Without altering anything, repeat each of the records.
------------
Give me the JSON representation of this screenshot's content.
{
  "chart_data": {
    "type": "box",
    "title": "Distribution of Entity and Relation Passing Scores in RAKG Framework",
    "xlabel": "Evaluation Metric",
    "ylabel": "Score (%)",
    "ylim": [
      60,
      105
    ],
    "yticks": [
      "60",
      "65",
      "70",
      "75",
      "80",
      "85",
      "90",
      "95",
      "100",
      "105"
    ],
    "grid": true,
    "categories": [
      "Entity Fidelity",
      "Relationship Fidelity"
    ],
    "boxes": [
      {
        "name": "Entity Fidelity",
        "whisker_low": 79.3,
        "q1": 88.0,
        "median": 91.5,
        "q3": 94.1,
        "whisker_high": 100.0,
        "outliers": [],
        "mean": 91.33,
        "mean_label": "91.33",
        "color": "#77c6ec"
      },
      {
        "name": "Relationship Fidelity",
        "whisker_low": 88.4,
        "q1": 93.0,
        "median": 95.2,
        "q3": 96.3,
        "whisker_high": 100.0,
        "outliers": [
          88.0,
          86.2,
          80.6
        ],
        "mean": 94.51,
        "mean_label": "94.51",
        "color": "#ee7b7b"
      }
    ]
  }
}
------------
[Problem solution]
Give me the JSON representation of this screenshot's content.
{
  "chart_data": {
    "type": "box",
    "title": "Distribution of Entity and Relation Passing Scores in RAKG Framework",
    "xlabel": "Evaluation Metric",
    "ylabel": "Score (%)",
    "ylim": [
      60,
      105
    ],
    "yticks": [
      "60",
      "65",
      "70",
      "75",
      "80",
      "85",
      "90",
      "95",
      "100",
      "105"
    ],
    "grid": true,
    "categories": [
      "Entity Fidelity",
      "Relationship Fidelity"
    ],
    "boxes": [
      {
        "name": "Entity Fidelity",
        "whisker_low": 79.3,
        "q1": 88.0,
        "median": 91.5,
        "q3": 94.1,
        "whisker_high": 100.0,
        "outliers": [],
        "mean": 91.33,
        "mean_label": "91.33",
        "color": "#77c6ec"
      },
      {
        "name": "Relationship Fidelity",
        "whisker_low": 88.4,
        "q1": 93.0,
        "median": 95.2,
        "q3": 96.3,
        "whisker_high": 100.0,
        "outliers": [
          88.0,
          86.2,
          80.6
        ],
        "mean": 94.51,
        "mean_label": "94.51",
        "color": "#ee7b7b"
      }
    ]
  }
}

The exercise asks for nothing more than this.